__Excerpted data__.
..............................
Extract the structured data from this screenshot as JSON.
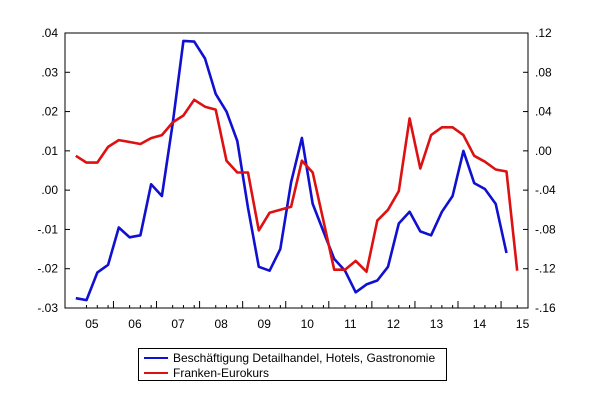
{
  "chart_data": {
    "type": "line",
    "title": "",
    "xlabel": "",
    "x_tick_labels": [
      "05",
      "06",
      "07",
      "08",
      "09",
      "10",
      "11",
      "12",
      "13",
      "14",
      "15"
    ],
    "x_years": [
      2005,
      2006,
      2007,
      2008,
      2009,
      2010,
      2011,
      2012,
      2013,
      2014,
      2015
    ],
    "xlim": [
      2004.75,
      2015.5
    ],
    "left_axis": {
      "ylim": [
        -0.03,
        0.04
      ],
      "ticks": [
        0.04,
        0.03,
        0.02,
        0.01,
        0.0,
        -0.01,
        -0.02,
        -0.03
      ],
      "tick_labels": [
        ".04",
        ".03",
        ".02",
        ".01",
        ".00",
        "-.01",
        "-.02",
        "-.03"
      ]
    },
    "right_axis": {
      "ylim": [
        -0.16,
        0.12
      ],
      "ticks": [
        0.12,
        0.08,
        0.04,
        0.0,
        -0.04,
        -0.08,
        -0.12,
        -0.16
      ],
      "tick_labels": [
        ".12",
        ".08",
        ".04",
        ".00",
        "-.04",
        "-.08",
        "-.12",
        "-.16"
      ]
    },
    "series": [
      {
        "name": "Beschäftigung Detailhandel, Hotels, Gastronomie",
        "axis": "left",
        "color": "#1010d0",
        "x": [
          2005.0,
          2005.25,
          2005.5,
          2005.75,
          2006.0,
          2006.25,
          2006.5,
          2006.75,
          2007.0,
          2007.25,
          2007.5,
          2007.75,
          2008.0,
          2008.25,
          2008.5,
          2008.75,
          2009.0,
          2009.25,
          2009.5,
          2009.75,
          2010.0,
          2010.25,
          2010.5,
          2010.75,
          2011.0,
          2011.25,
          2011.5,
          2011.75,
          2012.0,
          2012.25,
          2012.5,
          2012.75,
          2013.0,
          2013.25,
          2013.5,
          2013.75,
          2014.0,
          2014.25,
          2014.5,
          2014.75
        ],
        "y": [
          -0.0275,
          -0.028,
          -0.021,
          -0.019,
          -0.0095,
          -0.012,
          -0.0115,
          0.0015,
          -0.0015,
          0.017,
          0.038,
          0.0378,
          0.0335,
          0.0245,
          0.02,
          0.0125,
          -0.0045,
          -0.0195,
          -0.0205,
          -0.015,
          0.002,
          0.0133,
          -0.0035,
          -0.0105,
          -0.0175,
          -0.0205,
          -0.026,
          -0.024,
          -0.023,
          -0.0195,
          -0.0085,
          -0.0055,
          -0.0105,
          -0.0115,
          -0.0055,
          -0.0015,
          0.01,
          0.0018,
          0.0003,
          -0.0035
        ],
        "y_tail": [
          [
            2015.0,
            -0.016
          ]
        ]
      },
      {
        "name": "Franken-Eurokurs",
        "axis": "right",
        "color": "#dd1111",
        "x": [
          2005.0,
          2005.25,
          2005.5,
          2005.75,
          2006.0,
          2006.25,
          2006.5,
          2006.75,
          2007.0,
          2007.25,
          2007.5,
          2007.75,
          2008.0,
          2008.25,
          2008.5,
          2008.75,
          2009.0,
          2009.25,
          2009.5,
          2009.75,
          2010.0,
          2010.25,
          2010.5,
          2010.75,
          2011.0,
          2011.25,
          2011.5,
          2011.75,
          2012.0,
          2012.25,
          2012.5,
          2012.75,
          2013.0,
          2013.25,
          2013.5,
          2013.75,
          2014.0,
          2014.25,
          2014.5,
          2014.75,
          2015.0,
          2015.25
        ],
        "y": [
          -0.005,
          -0.012,
          -0.012,
          0.004,
          0.011,
          0.009,
          0.007,
          0.013,
          0.016,
          0.029,
          0.036,
          0.052,
          0.045,
          0.042,
          -0.01,
          -0.022,
          -0.022,
          -0.081,
          -0.063,
          -0.06,
          -0.057,
          -0.01,
          -0.022,
          -0.071,
          -0.121,
          -0.121,
          -0.112,
          -0.123,
          -0.071,
          -0.06,
          -0.041,
          0.033,
          -0.018,
          0.016,
          0.024,
          0.024,
          0.016,
          -0.005,
          -0.011,
          -0.019,
          -0.021,
          -0.122
        ]
      }
    ],
    "legend_position": "bottom-center",
    "grid": false
  }
}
..............................
__Brief__. Leaving aside the images, write out the entries above word for word.

__Answer in full__.
Extract the structured data from this screenshot as JSON.
{
  "chart_data": {
    "type": "line",
    "title": "",
    "xlabel": "",
    "x_tick_labels": [
      "05",
      "06",
      "07",
      "08",
      "09",
      "10",
      "11",
      "12",
      "13",
      "14",
      "15"
    ],
    "x_years": [
      2005,
      2006,
      2007,
      2008,
      2009,
      2010,
      2011,
      2012,
      2013,
      2014,
      2015
    ],
    "xlim": [
      2004.75,
      2015.5
    ],
    "left_axis": {
      "ylim": [
        -0.03,
        0.04
      ],
      "ticks": [
        0.04,
        0.03,
        0.02,
        0.01,
        0.0,
        -0.01,
        -0.02,
        -0.03
      ],
      "tick_labels": [
        ".04",
        ".03",
        ".02",
        ".01",
        ".00",
        "-.01",
        "-.02",
        "-.03"
      ]
    },
    "right_axis": {
      "ylim": [
        -0.16,
        0.12
      ],
      "ticks": [
        0.12,
        0.08,
        0.04,
        0.0,
        -0.04,
        -0.08,
        -0.12,
        -0.16
      ],
      "tick_labels": [
        ".12",
        ".08",
        ".04",
        ".00",
        "-.04",
        "-.08",
        "-.12",
        "-.16"
      ]
    },
    "series": [
      {
        "name": "Beschäftigung Detailhandel, Hotels, Gastronomie",
        "axis": "left",
        "color": "#1010d0",
        "x": [
          2005.0,
          2005.25,
          2005.5,
          2005.75,
          2006.0,
          2006.25,
          2006.5,
          2006.75,
          2007.0,
          2007.25,
          2007.5,
          2007.75,
          2008.0,
          2008.25,
          2008.5,
          2008.75,
          2009.0,
          2009.25,
          2009.5,
          2009.75,
          2010.0,
          2010.25,
          2010.5,
          2010.75,
          2011.0,
          2011.25,
          2011.5,
          2011.75,
          2012.0,
          2012.25,
          2012.5,
          2012.75,
          2013.0,
          2013.25,
          2013.5,
          2013.75,
          2014.0,
          2014.25,
          2014.5,
          2014.75
        ],
        "y": [
          -0.0275,
          -0.028,
          -0.021,
          -0.019,
          -0.0095,
          -0.012,
          -0.0115,
          0.0015,
          -0.0015,
          0.017,
          0.038,
          0.0378,
          0.0335,
          0.0245,
          0.02,
          0.0125,
          -0.0045,
          -0.0195,
          -0.0205,
          -0.015,
          0.002,
          0.0133,
          -0.0035,
          -0.0105,
          -0.0175,
          -0.0205,
          -0.026,
          -0.024,
          -0.023,
          -0.0195,
          -0.0085,
          -0.0055,
          -0.0105,
          -0.0115,
          -0.0055,
          -0.0015,
          0.01,
          0.0018,
          0.0003,
          -0.0035
        ],
        "y_tail": [
          [
            2015.0,
            -0.016
          ]
        ]
      },
      {
        "name": "Franken-Eurokurs",
        "axis": "right",
        "color": "#dd1111",
        "x": [
          2005.0,
          2005.25,
          2005.5,
          2005.75,
          2006.0,
          2006.25,
          2006.5,
          2006.75,
          2007.0,
          2007.25,
          2007.5,
          2007.75,
          2008.0,
          2008.25,
          2008.5,
          2008.75,
          2009.0,
          2009.25,
          2009.5,
          2009.75,
          2010.0,
          2010.25,
          2010.5,
          2010.75,
          2011.0,
          2011.25,
          2011.5,
          2011.75,
          2012.0,
          2012.25,
          2012.5,
          2012.75,
          2013.0,
          2013.25,
          2013.5,
          2013.75,
          2014.0,
          2014.25,
          2014.5,
          2014.75,
          2015.0,
          2015.25
        ],
        "y": [
          -0.005,
          -0.012,
          -0.012,
          0.004,
          0.011,
          0.009,
          0.007,
          0.013,
          0.016,
          0.029,
          0.036,
          0.052,
          0.045,
          0.042,
          -0.01,
          -0.022,
          -0.022,
          -0.081,
          -0.063,
          -0.06,
          -0.057,
          -0.01,
          -0.022,
          -0.071,
          -0.121,
          -0.121,
          -0.112,
          -0.123,
          -0.071,
          -0.06,
          -0.041,
          0.033,
          -0.018,
          0.016,
          0.024,
          0.024,
          0.016,
          -0.005,
          -0.011,
          -0.019,
          -0.021,
          -0.122
        ]
      }
    ],
    "legend_position": "bottom-center",
    "grid": false
  }
}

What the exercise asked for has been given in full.